| What the task asks |
The lines to be set down run from the line containing "Output the text content of this document." through the final line of the data below; print them exactly and print nothing else.

| Supplied records |
— Begin —

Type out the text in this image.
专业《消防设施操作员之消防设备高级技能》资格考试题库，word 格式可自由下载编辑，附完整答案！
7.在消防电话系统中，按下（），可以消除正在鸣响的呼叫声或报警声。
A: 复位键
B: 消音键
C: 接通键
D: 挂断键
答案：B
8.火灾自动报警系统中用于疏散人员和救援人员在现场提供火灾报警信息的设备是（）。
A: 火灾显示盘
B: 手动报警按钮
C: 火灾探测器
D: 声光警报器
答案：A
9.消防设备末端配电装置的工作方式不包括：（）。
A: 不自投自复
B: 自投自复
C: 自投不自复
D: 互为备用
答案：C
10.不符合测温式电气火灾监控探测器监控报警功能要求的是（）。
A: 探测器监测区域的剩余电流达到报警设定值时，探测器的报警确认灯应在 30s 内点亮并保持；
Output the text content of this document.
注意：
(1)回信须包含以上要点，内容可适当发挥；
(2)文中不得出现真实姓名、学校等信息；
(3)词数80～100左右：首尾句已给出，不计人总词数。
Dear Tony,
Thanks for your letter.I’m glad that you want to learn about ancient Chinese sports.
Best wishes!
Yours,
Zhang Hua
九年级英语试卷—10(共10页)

— End —

| Response to the exercise |
Output the text content of this document.
注意：
(1)回信须包含以上要点，内容可适当发挥；
(2)文中不得出现真实姓名、学校等信息；
(3)词数80～100左右：首尾句已给出，不计人总词数。
Dear Tony,
Thanks for your letter.I’m glad that you want to learn about ancient Chinese sports.
Best wishes!
Yours,
Zhang Hua
九年级英语试卷—10(共10页)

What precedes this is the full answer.